Write every line of the material out exactly as shown.

#### [DATA PROVIDED]
╔══

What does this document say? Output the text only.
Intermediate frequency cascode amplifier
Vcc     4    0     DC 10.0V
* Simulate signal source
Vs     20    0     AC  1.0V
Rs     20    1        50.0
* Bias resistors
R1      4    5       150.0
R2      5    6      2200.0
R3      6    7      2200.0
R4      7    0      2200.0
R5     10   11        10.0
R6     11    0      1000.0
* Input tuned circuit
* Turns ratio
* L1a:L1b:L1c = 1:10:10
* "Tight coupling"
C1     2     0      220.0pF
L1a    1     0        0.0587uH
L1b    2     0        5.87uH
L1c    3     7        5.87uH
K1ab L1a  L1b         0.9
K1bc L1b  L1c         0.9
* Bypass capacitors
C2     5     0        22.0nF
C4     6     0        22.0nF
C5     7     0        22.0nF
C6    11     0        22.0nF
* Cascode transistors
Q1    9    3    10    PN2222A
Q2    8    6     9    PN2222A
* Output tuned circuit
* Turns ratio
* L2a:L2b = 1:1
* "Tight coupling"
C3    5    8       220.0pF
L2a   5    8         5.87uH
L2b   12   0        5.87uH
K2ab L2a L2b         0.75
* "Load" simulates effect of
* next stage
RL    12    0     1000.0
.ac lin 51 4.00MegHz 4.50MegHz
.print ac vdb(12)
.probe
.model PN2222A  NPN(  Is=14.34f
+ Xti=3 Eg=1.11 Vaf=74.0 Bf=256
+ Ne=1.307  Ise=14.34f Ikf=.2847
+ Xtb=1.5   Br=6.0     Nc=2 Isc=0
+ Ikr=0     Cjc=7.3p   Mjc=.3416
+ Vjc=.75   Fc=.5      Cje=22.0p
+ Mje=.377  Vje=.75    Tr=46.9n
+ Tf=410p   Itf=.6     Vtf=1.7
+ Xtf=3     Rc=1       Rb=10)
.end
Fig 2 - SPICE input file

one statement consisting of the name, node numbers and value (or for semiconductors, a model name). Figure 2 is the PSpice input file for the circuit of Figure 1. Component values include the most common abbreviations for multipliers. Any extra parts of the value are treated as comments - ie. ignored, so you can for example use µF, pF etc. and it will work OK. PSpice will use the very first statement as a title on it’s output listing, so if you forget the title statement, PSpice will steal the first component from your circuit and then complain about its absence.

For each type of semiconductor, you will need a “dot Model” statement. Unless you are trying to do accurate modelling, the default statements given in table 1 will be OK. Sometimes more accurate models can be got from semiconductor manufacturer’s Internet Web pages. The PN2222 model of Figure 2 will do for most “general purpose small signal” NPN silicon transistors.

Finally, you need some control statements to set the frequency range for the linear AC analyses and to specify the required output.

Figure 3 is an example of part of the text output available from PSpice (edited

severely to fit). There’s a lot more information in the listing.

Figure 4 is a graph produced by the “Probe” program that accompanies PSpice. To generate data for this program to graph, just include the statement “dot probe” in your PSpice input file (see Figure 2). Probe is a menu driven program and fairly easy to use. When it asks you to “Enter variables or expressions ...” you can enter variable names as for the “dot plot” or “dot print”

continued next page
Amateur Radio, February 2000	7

╚══

#### [ANSWER TO THE EXERCISE]
What does this document say? Output the text only.
Intermediate frequency cascode amplifier
Vcc     4    0     DC 10.0V
* Simulate signal source
Vs     20    0     AC  1.0V
Rs     20    1        50.0
* Bias resistors
R1      4    5       150.0
R2      5    6      2200.0
R3      6    7      2200.0
R4      7    0      2200.0
R5     10   11        10.0
R6     11    0      1000.0
* Input tuned circuit
* Turns ratio
* L1a:L1b:L1c = 1:10:10
* "Tight coupling"
C1     2     0      220.0pF
L1a    1     0        0.0587uH
L1b    2     0        5.87uH
L1c    3     7        5.87uH
K1ab L1a  L1b         0.9
K1bc L1b  L1c         0.9
* Bypass capacitors
C2     5     0        22.0nF
C4     6     0        22.0nF
C5     7     0        22.0nF
C6    11     0        22.0nF
* Cascode transistors
Q1    9    3    10    PN2222A
Q2    8    6     9    PN2222A
* Output tuned circuit
* Turns ratio
* L2a:L2b = 1:1
* "Tight coupling"
C3    5    8       220.0pF
L2a   5    8         5.87uH
L2b   12   0        5.87uH
K2ab L2a L2b         0.75
* "Load" simulates effect of
* next stage
RL    12    0     1000.0
.ac lin 51 4.00MegHz 4.50MegHz
.print ac vdb(12)
.probe
.model PN2222A  NPN(  Is=14.34f
+ Xti=3 Eg=1.11 Vaf=74.0 Bf=256
+ Ne=1.307  Ise=14.34f Ikf=.2847
+ Xtb=1.5   Br=6.0     Nc=2 Isc=0
+ Ikr=0     Cjc=7.3p   Mjc=.3416
+ Vjc=.75   Fc=.5      Cje=22.0p
+ Mje=.377  Vje=.75    Tr=46.9n
+ Tf=410p   Itf=.6     Vtf=1.7
+ Xtf=3     Rc=1       Rb=10)
.end
Fig 2 - SPICE input file

one statement consisting of the name, node numbers and value (or for semiconductors, a model name). Figure 2 is the PSpice input file for the circuit of Figure 1. Component values include the most common abbreviations for multipliers. Any extra parts of the value are treated as comments - ie. ignored, so you can for example use µF, pF etc. and it will work OK. PSpice will use the very first statement as a title on it’s output listing, so if you forget the title statement, PSpice will steal the first component from your circuit and then complain about its absence.

For each type of semiconductor, you will need a “dot Model” statement. Unless you are trying to do accurate modelling, the default statements given in table 1 will be OK. Sometimes more accurate models can be got from semiconductor manufacturer’s Internet Web pages. The PN2222 model of Figure 2 will do for most “general purpose small signal” NPN silicon transistors.

Finally, you need some control statements to set the frequency range for the linear AC analyses and to specify the required output.

Figure 3 is an example of part of the text output available from PSpice (edited

severely to fit). There’s a lot more information in the listing.

Figure 4 is a graph produced by the “Probe” program that accompanies PSpice. To generate data for this program to graph, just include the statement “dot probe” in your PSpice input file (see Figure 2). Probe is a menu driven program and fairly easy to use. When it asks you to “Enter variables or expressions ...” you can enter variable names as for the “dot plot” or “dot print”

continued next page
Amateur Radio, February 2000	7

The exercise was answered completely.